» EXERCISE AIM
Check each line of the data below for the word "count", then extract the ones that have it.

-- Start LISTED ENTRIES --

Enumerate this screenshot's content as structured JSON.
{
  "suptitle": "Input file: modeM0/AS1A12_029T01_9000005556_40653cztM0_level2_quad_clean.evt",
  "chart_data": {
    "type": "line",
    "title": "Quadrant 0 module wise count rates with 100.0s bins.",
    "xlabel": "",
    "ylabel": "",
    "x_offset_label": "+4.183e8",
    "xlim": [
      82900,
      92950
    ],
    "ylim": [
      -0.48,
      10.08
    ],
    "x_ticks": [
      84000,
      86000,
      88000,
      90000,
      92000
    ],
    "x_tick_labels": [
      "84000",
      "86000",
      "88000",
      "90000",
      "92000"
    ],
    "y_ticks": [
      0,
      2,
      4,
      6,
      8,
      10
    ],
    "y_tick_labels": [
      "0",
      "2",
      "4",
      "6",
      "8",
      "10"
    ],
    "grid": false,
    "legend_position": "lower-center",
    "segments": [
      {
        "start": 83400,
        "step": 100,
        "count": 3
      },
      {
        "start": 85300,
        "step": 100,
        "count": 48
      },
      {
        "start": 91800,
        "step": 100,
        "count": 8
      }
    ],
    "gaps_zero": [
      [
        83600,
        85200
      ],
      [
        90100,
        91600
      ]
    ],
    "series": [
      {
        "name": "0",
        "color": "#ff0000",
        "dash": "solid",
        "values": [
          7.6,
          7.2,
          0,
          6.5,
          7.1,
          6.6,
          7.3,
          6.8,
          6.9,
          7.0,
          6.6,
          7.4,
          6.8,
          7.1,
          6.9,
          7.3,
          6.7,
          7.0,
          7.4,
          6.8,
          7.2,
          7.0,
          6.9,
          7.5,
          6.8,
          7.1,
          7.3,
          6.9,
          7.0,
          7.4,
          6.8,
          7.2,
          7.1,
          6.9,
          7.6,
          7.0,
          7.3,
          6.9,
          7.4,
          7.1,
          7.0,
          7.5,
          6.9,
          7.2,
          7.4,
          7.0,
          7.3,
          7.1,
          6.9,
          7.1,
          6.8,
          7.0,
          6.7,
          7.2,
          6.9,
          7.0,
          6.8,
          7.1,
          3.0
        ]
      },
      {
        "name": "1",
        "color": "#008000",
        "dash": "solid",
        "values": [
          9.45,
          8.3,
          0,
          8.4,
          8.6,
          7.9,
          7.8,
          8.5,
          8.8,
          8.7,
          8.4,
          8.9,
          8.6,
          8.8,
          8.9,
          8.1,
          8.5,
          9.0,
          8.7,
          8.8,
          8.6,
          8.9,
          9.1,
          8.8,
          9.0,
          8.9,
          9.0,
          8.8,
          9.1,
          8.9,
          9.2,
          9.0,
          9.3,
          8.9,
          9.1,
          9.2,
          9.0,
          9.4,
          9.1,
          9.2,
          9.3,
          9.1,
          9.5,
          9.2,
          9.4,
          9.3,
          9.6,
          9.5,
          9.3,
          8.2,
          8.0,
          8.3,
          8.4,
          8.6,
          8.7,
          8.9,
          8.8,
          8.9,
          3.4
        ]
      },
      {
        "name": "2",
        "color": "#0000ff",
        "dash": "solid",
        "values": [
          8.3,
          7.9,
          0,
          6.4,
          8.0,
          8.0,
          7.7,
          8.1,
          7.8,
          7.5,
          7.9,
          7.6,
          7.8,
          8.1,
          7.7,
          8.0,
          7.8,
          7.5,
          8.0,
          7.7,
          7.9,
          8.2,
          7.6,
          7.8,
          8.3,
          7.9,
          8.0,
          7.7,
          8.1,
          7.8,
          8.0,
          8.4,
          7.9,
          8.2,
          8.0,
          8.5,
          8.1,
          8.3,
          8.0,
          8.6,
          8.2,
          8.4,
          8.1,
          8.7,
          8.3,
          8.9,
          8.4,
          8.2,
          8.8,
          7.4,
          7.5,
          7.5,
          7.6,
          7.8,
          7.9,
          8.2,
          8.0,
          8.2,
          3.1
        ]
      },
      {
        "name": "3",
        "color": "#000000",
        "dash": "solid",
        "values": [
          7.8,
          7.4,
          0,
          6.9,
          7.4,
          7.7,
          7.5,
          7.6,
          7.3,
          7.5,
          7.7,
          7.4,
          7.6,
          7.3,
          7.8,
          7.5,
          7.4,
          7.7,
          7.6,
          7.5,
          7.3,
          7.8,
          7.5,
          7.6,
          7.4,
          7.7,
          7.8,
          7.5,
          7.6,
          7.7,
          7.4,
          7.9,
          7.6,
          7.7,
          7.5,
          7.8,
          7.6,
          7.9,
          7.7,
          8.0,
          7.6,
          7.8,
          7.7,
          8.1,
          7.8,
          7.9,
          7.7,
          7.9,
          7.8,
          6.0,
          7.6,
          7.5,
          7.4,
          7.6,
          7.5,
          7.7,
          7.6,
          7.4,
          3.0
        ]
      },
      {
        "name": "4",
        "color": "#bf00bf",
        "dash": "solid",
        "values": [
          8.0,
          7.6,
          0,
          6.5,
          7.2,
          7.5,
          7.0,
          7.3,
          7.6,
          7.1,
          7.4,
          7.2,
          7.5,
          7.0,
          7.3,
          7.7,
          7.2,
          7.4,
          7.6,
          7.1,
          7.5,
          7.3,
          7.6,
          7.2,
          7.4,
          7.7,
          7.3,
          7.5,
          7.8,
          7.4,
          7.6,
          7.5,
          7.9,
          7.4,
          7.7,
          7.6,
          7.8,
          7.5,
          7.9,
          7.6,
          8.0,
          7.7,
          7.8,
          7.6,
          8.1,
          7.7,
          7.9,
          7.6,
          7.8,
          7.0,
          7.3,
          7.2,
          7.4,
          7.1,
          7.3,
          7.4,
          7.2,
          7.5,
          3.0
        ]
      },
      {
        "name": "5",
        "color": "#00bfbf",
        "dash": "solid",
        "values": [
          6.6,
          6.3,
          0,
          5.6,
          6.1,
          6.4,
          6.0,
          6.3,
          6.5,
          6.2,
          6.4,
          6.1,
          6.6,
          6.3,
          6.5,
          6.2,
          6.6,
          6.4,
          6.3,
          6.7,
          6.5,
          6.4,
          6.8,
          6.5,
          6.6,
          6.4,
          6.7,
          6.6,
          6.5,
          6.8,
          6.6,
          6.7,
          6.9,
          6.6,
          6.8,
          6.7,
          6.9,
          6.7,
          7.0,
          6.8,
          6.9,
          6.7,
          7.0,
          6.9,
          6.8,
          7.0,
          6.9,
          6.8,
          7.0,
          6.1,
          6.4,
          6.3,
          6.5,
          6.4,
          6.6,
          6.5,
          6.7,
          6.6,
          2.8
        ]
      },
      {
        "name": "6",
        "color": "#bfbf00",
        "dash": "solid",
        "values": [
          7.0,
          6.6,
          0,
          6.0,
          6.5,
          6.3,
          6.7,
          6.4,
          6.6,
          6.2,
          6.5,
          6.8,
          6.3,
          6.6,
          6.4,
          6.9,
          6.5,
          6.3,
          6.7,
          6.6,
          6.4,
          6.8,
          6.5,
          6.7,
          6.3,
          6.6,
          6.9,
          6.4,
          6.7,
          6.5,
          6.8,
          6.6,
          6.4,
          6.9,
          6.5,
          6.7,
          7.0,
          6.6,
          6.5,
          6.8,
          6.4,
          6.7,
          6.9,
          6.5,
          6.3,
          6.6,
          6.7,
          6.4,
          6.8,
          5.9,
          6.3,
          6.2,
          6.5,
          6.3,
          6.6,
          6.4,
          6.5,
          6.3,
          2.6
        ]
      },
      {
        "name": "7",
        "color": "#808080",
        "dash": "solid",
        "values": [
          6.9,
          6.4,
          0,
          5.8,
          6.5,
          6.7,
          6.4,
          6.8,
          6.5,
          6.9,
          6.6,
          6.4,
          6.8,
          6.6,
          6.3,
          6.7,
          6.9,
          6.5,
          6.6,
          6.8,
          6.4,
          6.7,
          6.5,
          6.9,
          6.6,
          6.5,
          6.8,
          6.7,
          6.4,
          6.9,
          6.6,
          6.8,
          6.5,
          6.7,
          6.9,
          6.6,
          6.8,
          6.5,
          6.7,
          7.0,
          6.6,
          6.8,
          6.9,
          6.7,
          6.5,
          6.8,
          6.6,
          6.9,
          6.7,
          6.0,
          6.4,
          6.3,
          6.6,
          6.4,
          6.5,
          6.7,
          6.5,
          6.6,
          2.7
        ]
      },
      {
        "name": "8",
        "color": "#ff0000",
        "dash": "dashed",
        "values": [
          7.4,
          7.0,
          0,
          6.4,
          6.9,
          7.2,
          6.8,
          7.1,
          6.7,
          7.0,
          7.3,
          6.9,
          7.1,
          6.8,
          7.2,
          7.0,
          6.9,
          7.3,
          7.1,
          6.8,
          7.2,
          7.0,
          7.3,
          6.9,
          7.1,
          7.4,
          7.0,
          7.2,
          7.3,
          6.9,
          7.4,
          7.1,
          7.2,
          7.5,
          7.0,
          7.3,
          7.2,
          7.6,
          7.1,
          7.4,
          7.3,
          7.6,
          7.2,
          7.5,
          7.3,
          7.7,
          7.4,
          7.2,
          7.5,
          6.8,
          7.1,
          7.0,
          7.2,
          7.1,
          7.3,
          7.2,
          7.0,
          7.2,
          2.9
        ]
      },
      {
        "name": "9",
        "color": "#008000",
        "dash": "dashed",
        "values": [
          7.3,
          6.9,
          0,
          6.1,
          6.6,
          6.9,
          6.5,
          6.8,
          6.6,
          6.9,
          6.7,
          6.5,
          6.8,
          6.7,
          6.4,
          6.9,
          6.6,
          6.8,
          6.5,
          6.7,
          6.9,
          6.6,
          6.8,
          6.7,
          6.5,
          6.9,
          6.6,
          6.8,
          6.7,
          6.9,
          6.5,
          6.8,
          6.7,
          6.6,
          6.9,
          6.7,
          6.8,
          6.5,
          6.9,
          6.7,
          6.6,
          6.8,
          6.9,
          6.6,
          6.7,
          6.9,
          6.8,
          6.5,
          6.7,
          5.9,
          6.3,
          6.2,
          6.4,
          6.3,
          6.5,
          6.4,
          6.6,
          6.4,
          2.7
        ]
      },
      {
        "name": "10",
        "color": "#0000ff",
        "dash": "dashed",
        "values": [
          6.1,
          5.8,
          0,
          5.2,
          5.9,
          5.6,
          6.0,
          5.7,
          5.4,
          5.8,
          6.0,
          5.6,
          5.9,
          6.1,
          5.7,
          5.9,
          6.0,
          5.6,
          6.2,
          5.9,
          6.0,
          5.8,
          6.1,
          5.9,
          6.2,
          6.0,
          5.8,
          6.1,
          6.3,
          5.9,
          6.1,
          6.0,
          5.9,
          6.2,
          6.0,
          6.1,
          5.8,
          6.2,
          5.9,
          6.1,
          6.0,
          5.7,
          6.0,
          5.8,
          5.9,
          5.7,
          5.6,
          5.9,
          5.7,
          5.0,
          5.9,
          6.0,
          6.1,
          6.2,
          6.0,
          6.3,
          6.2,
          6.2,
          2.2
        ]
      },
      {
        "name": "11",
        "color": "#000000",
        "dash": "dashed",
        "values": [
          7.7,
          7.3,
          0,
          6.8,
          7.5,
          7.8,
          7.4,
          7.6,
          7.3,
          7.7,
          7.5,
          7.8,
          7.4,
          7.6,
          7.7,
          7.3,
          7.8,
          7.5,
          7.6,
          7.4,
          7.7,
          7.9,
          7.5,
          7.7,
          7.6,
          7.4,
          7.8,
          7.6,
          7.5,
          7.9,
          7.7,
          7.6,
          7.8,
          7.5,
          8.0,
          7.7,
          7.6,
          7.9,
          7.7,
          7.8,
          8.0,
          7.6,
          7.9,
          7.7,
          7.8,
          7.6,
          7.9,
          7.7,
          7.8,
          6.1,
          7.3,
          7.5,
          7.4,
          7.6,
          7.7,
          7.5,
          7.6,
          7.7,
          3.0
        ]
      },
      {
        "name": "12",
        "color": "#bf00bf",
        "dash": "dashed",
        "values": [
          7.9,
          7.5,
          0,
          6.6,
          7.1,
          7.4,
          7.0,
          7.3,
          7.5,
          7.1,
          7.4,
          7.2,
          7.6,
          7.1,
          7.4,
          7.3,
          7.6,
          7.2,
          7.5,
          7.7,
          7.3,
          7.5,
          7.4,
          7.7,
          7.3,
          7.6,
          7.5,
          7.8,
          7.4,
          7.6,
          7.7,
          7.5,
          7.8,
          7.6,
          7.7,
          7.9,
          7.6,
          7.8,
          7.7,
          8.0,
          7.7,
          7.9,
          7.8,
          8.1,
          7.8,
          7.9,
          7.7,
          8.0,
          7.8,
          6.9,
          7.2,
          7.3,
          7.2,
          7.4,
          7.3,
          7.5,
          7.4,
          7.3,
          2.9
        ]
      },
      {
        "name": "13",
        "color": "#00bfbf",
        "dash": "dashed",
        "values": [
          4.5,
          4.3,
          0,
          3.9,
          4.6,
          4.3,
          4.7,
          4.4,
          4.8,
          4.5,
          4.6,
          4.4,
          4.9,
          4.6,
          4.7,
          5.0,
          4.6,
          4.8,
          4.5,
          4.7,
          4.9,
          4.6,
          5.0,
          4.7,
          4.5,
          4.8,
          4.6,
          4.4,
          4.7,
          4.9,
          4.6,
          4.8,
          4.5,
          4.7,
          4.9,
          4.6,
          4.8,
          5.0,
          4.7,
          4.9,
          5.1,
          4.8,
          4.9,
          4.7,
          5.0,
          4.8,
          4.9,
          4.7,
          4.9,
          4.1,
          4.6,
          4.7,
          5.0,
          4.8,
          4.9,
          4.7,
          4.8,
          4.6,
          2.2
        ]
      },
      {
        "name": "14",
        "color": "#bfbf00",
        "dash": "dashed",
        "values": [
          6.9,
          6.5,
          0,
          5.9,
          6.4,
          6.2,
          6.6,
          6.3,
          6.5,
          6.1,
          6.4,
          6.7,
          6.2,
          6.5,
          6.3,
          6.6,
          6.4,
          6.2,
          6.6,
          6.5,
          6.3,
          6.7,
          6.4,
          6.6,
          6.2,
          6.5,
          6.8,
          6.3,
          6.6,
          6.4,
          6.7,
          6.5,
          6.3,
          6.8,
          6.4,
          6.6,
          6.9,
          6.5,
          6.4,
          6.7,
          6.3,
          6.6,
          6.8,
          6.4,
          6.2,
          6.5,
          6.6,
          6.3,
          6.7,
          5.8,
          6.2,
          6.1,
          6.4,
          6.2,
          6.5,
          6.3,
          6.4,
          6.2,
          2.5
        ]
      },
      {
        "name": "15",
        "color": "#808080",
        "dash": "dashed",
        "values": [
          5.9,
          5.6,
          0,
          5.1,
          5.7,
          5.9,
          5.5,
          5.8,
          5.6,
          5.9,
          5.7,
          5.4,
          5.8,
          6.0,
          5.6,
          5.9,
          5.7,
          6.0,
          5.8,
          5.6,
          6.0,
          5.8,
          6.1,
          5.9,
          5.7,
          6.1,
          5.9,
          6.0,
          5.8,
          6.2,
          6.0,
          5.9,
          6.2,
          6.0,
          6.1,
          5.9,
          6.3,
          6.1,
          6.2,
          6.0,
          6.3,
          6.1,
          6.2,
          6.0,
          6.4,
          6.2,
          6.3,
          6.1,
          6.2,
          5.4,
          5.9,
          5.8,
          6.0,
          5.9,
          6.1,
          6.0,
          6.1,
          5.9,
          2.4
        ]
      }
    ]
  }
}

-- End LISTED ENTRIES --

» THE ANSWER
    "title": "Quadrant 0 module wise count rates with 100.0s bins.",
        "count": 3
        "count": 48
        "count": 8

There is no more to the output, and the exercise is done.